**GIVEN INFORMATION:**
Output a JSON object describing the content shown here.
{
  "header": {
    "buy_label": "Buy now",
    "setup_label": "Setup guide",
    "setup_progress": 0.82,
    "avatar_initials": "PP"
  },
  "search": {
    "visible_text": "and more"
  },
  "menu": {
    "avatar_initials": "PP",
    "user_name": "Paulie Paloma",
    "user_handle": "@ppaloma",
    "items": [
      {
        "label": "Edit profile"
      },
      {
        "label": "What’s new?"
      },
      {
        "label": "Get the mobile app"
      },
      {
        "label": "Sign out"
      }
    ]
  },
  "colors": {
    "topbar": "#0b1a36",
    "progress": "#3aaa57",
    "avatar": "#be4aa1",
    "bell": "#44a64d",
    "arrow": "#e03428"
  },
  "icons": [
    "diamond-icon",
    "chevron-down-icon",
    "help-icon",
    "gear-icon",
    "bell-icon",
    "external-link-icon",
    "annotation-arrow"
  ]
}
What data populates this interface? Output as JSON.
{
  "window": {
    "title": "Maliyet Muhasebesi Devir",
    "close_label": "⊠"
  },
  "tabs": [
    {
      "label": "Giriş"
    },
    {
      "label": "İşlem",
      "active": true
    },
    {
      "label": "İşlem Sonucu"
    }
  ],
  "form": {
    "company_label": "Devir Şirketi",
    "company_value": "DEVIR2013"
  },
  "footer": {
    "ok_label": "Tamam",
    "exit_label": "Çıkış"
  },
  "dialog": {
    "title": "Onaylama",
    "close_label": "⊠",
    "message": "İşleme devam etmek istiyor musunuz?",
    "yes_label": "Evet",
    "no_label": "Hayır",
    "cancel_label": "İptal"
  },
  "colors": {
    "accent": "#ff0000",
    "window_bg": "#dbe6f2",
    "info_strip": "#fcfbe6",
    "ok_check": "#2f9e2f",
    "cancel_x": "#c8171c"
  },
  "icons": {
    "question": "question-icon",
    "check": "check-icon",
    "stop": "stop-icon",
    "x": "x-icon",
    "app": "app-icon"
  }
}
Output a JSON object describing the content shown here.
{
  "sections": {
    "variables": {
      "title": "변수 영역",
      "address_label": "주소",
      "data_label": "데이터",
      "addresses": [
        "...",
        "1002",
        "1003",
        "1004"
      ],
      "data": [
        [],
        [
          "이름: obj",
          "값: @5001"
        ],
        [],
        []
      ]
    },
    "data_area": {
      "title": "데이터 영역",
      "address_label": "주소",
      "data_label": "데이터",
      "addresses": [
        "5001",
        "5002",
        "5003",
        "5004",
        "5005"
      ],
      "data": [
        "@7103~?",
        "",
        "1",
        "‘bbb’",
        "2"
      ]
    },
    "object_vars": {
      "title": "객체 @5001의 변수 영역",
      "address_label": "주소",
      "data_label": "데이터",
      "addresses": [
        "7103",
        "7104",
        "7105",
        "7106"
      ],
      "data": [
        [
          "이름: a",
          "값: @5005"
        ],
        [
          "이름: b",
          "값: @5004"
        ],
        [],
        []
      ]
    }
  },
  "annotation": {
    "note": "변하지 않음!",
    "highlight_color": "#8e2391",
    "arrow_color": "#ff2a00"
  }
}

**DIRECTION:** Output the entries exactly.

**EXERCISE RESPONSE:**
Output a JSON object describing the content shown here.
{
  "header": {
    "buy_label": "Buy now",
    "setup_label": "Setup guide",
    "setup_progress": 0.82,
    "avatar_initials": "PP"
  },
  "search": {
    "visible_text": "and more"
  },
  "menu": {
    "avatar_initials": "PP",
    "user_name": "Paulie Paloma",
    "user_handle": "@ppaloma",
    "items": [
      {
        "label": "Edit profile"
      },
      {
        "label": "What’s new?"
      },
      {
        "label": "Get the mobile app"
      },
      {
        "label": "Sign out"
      }
    ]
  },
  "colors": {
    "topbar": "#0b1a36",
    "progress": "#3aaa57",
    "avatar": "#be4aa1",
    "bell": "#44a64d",
    "arrow": "#e03428"
  },
  "icons": [
    "diamond-icon",
    "chevron-down-icon",
    "help-icon",
    "gear-icon",
    "bell-icon",
    "external-link-icon",
    "annotation-arrow"
  ]
}
What data populates this interface? Output as JSON.
{
  "window": {
    "title": "Maliyet Muhasebesi Devir",
    "close_label": "⊠"
  },
  "tabs": [
    {
      "label": "Giriş"
    },
    {
      "label": "İşlem",
      "active": true
    },
    {
      "label": "İşlem Sonucu"
    }
  ],
  "form": {
    "company_label": "Devir Şirketi",
    "company_value": "DEVIR2013"
  },
  "footer": {
    "ok_label": "Tamam",
    "exit_label": "Çıkış"
  },
  "dialog": {
    "title": "Onaylama",
    "close_label": "⊠",
    "message": "İşleme devam etmek istiyor musunuz?",
    "yes_label": "Evet",
    "no_label": "Hayır",
    "cancel_label": "İptal"
  },
  "colors": {
    "accent": "#ff0000",
    "window_bg": "#dbe6f2",
    "info_strip": "#fcfbe6",
    "ok_check": "#2f9e2f",
    "cancel_x": "#c8171c"
  },
  "icons": {
    "question": "question-icon",
    "check": "check-icon",
    "stop": "stop-icon",
    "x": "x-icon",
    "app": "app-icon"
  }
}
Output a JSON object describing the content shown here.
{
  "sections": {
    "variables": {
      "title": "변수 영역",
      "address_label": "주소",
      "data_label": "데이터",
      "addresses": [
        "...",
        "1002",
        "1003",
        "1004"
      ],
      "data": [
        [],
        [
          "이름: obj",
          "값: @5001"
        ],
        [],
        []
      ]
    },
    "data_area": {
      "title": "데이터 영역",
      "address_label": "주소",
      "data_label": "데이터",
      "addresses": [
        "5001",
        "5002",
        "5003",
        "5004",
        "5005"
      ],
      "data": [
        "@7103~?",
        "",
        "1",
        "‘bbb’",
        "2"
      ]
    },
    "object_vars": {
      "title": "객체 @5001의 변수 영역",
      "address_label": "주소",
      "data_label": "데이터",
      "addresses": [
        "7103",
        "7104",
        "7105",
        "7106"
      ],
      "data": [
        [
          "이름: a",
          "값: @5005"
        ],
        [
          "이름: b",
          "값: @5004"
        ],
        [],
        []
      ]
    }
  },
  "annotation": {
    "note": "변하지 않음!",
    "highlight_color": "#8e2391",
    "arrow_color": "#ff2a00"
  }
}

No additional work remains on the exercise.